## Given task:
Pick out each line below containing "name".

## Dataset excerpts:

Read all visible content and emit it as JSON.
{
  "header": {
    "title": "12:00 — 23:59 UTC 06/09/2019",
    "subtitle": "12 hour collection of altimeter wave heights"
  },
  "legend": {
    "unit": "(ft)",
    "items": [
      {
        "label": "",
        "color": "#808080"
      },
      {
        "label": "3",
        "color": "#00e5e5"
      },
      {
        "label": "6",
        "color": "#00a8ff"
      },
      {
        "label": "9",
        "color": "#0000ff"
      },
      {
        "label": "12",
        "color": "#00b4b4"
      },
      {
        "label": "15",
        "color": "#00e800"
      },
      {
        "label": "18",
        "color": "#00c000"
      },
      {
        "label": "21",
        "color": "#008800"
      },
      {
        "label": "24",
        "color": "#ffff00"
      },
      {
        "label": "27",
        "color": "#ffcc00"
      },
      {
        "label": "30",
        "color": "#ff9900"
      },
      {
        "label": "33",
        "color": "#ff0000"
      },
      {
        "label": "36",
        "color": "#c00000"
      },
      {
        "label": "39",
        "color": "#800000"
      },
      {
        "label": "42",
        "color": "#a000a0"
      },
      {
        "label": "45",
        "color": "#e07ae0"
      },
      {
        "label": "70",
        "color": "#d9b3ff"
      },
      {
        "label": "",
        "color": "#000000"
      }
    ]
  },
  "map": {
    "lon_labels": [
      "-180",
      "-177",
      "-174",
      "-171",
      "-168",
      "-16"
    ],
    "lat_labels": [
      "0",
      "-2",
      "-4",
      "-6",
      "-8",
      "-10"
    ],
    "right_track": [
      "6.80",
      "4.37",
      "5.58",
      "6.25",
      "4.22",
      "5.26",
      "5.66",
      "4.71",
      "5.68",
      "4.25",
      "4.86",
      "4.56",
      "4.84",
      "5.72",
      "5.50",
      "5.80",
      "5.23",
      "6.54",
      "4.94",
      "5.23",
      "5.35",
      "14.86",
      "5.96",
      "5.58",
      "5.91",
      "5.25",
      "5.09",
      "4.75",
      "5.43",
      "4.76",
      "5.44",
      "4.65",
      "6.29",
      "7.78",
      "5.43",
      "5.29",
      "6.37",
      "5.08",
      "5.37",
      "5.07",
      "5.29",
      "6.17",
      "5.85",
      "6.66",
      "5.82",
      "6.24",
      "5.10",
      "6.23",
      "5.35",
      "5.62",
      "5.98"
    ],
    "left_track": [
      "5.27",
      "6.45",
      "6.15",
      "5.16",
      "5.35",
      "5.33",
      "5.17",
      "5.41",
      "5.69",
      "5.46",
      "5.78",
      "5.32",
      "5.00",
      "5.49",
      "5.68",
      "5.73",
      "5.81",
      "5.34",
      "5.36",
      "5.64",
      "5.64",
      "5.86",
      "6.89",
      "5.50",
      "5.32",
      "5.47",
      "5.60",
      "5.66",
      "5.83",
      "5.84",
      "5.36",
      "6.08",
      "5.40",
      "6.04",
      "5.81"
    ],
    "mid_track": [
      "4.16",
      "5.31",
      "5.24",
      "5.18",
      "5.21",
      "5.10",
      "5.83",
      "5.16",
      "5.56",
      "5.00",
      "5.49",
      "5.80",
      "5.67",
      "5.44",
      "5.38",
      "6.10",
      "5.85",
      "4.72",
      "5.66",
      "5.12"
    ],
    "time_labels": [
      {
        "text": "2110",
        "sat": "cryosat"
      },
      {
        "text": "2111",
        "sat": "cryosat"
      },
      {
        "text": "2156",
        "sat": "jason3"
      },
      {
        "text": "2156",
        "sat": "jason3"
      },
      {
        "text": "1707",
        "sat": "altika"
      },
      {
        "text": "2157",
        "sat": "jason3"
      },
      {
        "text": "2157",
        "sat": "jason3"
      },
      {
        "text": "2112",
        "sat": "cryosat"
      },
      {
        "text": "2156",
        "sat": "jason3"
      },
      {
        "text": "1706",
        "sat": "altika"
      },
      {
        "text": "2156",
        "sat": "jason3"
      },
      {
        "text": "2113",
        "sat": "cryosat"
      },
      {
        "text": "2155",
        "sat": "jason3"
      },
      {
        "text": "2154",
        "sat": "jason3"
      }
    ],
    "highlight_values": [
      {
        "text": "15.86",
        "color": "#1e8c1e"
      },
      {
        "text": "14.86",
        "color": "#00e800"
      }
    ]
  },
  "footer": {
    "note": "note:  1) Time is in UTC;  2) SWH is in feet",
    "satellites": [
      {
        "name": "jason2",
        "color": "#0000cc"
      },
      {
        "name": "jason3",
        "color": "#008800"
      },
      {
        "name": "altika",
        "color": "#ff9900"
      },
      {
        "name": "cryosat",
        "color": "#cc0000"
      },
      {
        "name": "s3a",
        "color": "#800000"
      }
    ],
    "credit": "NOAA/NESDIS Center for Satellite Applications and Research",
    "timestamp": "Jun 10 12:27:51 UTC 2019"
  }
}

## Solution:
        "name": "jason2",
        "name": "jason3",
        "name": "altika",
        "name": "cryosat",
        "name": "s3a",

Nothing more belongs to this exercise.